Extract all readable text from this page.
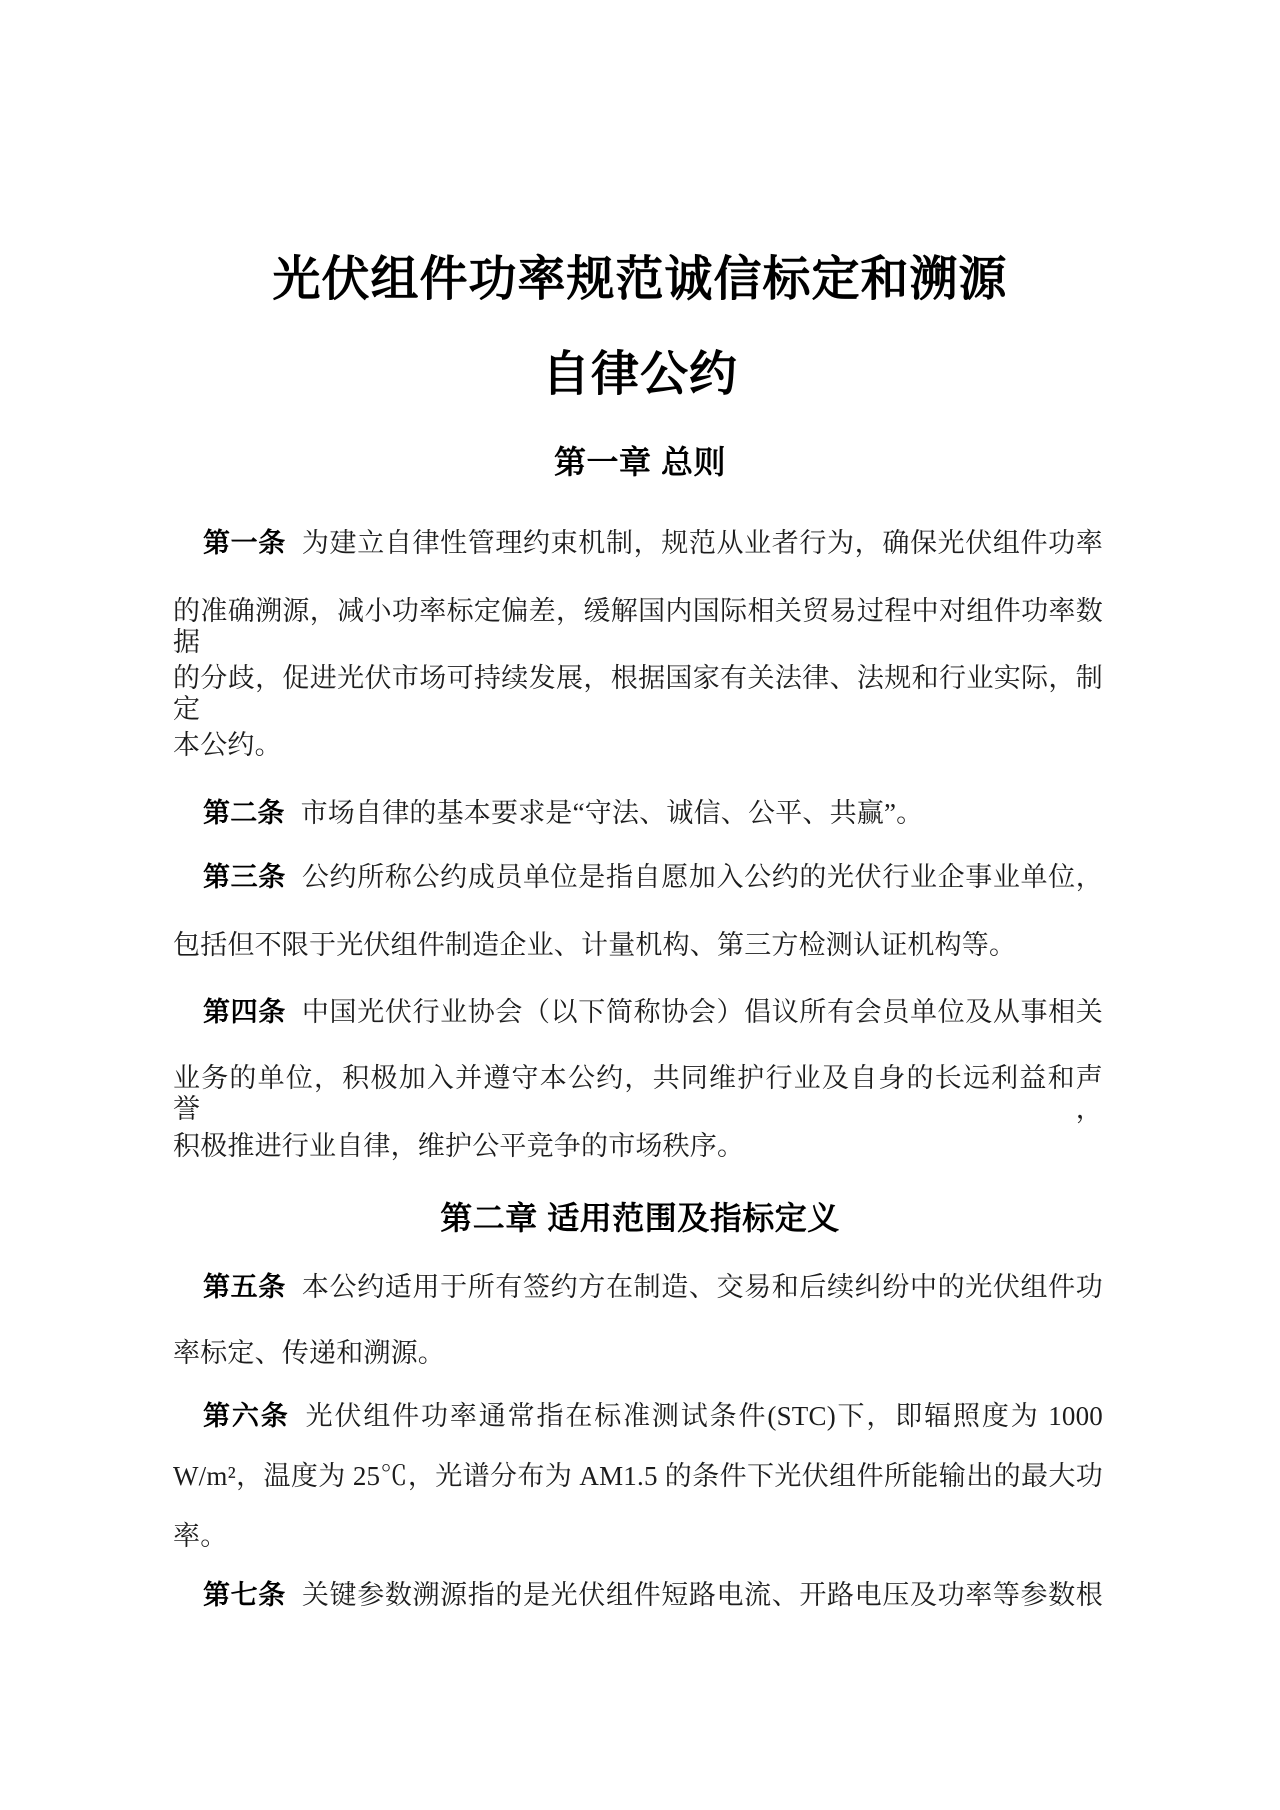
光伏组件功率规范诚信标定和溯源
自律公约
第一章 总则
第一条 为建立自律性管理约束机制，规范从业者行为，确保光伏组件功率
的准确溯源，减小功率标定偏差，缓解国内国际相关贸易过程中对组件功率数据
的分歧，促进光伏市场可持续发展，根据国家有关法律、法规和行业实际，制定
本公约。
第二条 市场自律的基本要求是“守法、诚信、公平、共赢”。
第三条 公约所称公约成员单位是指自愿加入公约的光伏行业企事业单位，
包括但不限于光伏组件制造企业、计量机构、第三方检测认证机构等。
第四条 中国光伏行业协会（以下简称协会）倡议所有会员单位及从事相关
业务的单位，积极加入并遵守本公约，共同维护行业及自身的长远利益和声誉，
积极推进行业自律，维护公平竞争的市场秩序。
第二章 适用范围及指标定义
第五条 本公约适用于所有签约方在制造、交易和后续纠纷中的光伏组件功
率标定、传递和溯源。
第六条 光伏组件功率通常指在标准测试条件(STC)下，即辐照度为 1000
W/m²，温度为 25℃，光谱分布为 AM1.5 的条件下光伏组件所能输出的最大功
率。
第七条 关键参数溯源指的是光伏组件短路电流、开路电压及功率等参数根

━━━━━━

**Do this:** In the copy, include no pictures; restate the listing above exactly.

**Solution for this problem:**
Extract all readable text from this page.
光伏组件功率规范诚信标定和溯源
自律公约
第一章 总则
第一条 为建立自律性管理约束机制，规范从业者行为，确保光伏组件功率
的准确溯源，减小功率标定偏差，缓解国内国际相关贸易过程中对组件功率数据
的分歧，促进光伏市场可持续发展，根据国家有关法律、法规和行业实际，制定
本公约。
第二条 市场自律的基本要求是“守法、诚信、公平、共赢”。
第三条 公约所称公约成员单位是指自愿加入公约的光伏行业企事业单位，
包括但不限于光伏组件制造企业、计量机构、第三方检测认证机构等。
第四条 中国光伏行业协会（以下简称协会）倡议所有会员单位及从事相关
业务的单位，积极加入并遵守本公约，共同维护行业及自身的长远利益和声誉，
积极推进行业自律，维护公平竞争的市场秩序。
第二章 适用范围及指标定义
第五条 本公约适用于所有签约方在制造、交易和后续纠纷中的光伏组件功
率标定、传递和溯源。
第六条 光伏组件功率通常指在标准测试条件(STC)下，即辐照度为 1000
W/m²，温度为 25℃，光谱分布为 AM1.5 的条件下光伏组件所能输出的最大功
率。
第七条 关键参数溯源指的是光伏组件短路电流、开路电压及功率等参数根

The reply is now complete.